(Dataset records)
___

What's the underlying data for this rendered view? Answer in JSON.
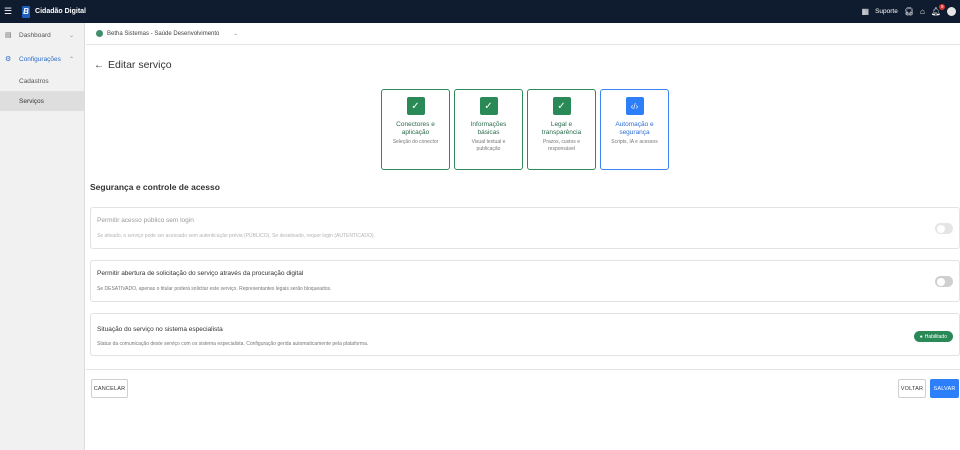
{
  "topbar": {
    "brand_logo": "B",
    "brand_name": "Cidadão Digital",
    "support_label": "Suporte",
    "notification_count": "9"
  },
  "sidebar": {
    "items": [
      {
        "label": "Dashboard"
      },
      {
        "label": "Configurações"
      }
    ],
    "subitems": [
      {
        "label": "Cadastros"
      },
      {
        "label": "Serviços"
      }
    ]
  },
  "breadcrumb": {
    "organization": "Betha Sistemas - Saúde Desenvolvimento"
  },
  "page": {
    "title": "Editar serviço"
  },
  "steps": [
    {
      "title": "Conectores e aplicação",
      "subtitle": "Seleção do conector",
      "icon": "check-icon",
      "status": "done"
    },
    {
      "title": "Informações básicas",
      "subtitle": "Visual textual e publicação",
      "icon": "check-icon",
      "status": "done"
    },
    {
      "title": "Legal e transparência",
      "subtitle": "Prazos, custos e responsável",
      "icon": "check-icon",
      "status": "done"
    },
    {
      "title": "Automação e segurança",
      "subtitle": "Scripts, IA e acessos",
      "icon": "code-icon",
      "status": "active"
    }
  ],
  "section": {
    "title": "Segurança e controle de acesso"
  },
  "settings": [
    {
      "title": "Permitir acesso público sem login",
      "description": "Se ativado, o serviço pode ser acessado sem autenticação prévia (PÚBLICO). Se desativado, requer login (AUTENTICADO).",
      "enabled": false,
      "disabled": true
    },
    {
      "title": "Permitir abertura de solicitação do serviço através da procuração digital",
      "description": "Se DESATIVADO, apenas o titular poderá solicitar este serviço. Representantes legais serão bloqueados.",
      "enabled": false,
      "disabled": false
    },
    {
      "title": "Situação do serviço no sistema especialista",
      "description": "Status da comunicação deste serviço com os sistema especialista. Configuração gerida automaticamente pela plataforma.",
      "status_label": "Habilitado"
    }
  ],
  "actions": {
    "cancel": "CANCELAR",
    "back": "VOLTAR",
    "save": "SALVAR"
  },
  "colors": {
    "topbar": "#0f1b2e",
    "success": "#2a8a57",
    "primary": "#2d7ff9"
  }
}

___

What to do => The pictures should not be reproduced; quote all of the other material exactly.

Output below =>
What's the underlying data for this rendered view? Answer in JSON.
{
  "topbar": {
    "brand_logo": "B",
    "brand_name": "Cidadão Digital",
    "support_label": "Suporte",
    "notification_count": "9"
  },
  "sidebar": {
    "items": [
      {
        "label": "Dashboard"
      },
      {
        "label": "Configurações"
      }
    ],
    "subitems": [
      {
        "label": "Cadastros"
      },
      {
        "label": "Serviços"
      }
    ]
  },
  "breadcrumb": {
    "organization": "Betha Sistemas - Saúde Desenvolvimento"
  },
  "page": {
    "title": "Editar serviço"
  },
  "steps": [
    {
      "title": "Conectores e aplicação",
      "subtitle": "Seleção do conector",
      "icon": "check-icon",
      "status": "done"
    },
    {
      "title": "Informações básicas",
      "subtitle": "Visual textual e publicação",
      "icon": "check-icon",
      "status": "done"
    },
    {
      "title": "Legal e transparência",
      "subtitle": "Prazos, custos e responsável",
      "icon": "check-icon",
      "status": "done"
    },
    {
      "title": "Automação e segurança",
      "subtitle": "Scripts, IA e acessos",
      "icon": "code-icon",
      "status": "active"
    }
  ],
  "section": {
    "title": "Segurança e controle de acesso"
  },
  "settings": [
    {
      "title": "Permitir acesso público sem login",
      "description": "Se ativado, o serviço pode ser acessado sem autenticação prévia (PÚBLICO). Se desativado, requer login (AUTENTICADO).",
      "enabled": false,
      "disabled": true
    },
    {
      "title": "Permitir abertura de solicitação do serviço através da procuração digital",
      "description": "Se DESATIVADO, apenas o titular poderá solicitar este serviço. Representantes legais serão bloqueados.",
      "enabled": false,
      "disabled": false
    },
    {
      "title": "Situação do serviço no sistema especialista",
      "description": "Status da comunicação deste serviço com os sistema especialista. Configuração gerida automaticamente pela plataforma.",
      "status_label": "Habilitado"
    }
  ],
  "actions": {
    "cancel": "CANCELAR",
    "back": "VOLTAR",
    "save": "SALVAR"
  },
  "colors": {
    "topbar": "#0f1b2e",
    "success": "#2a8a57",
    "primary": "#2d7ff9"
  }
}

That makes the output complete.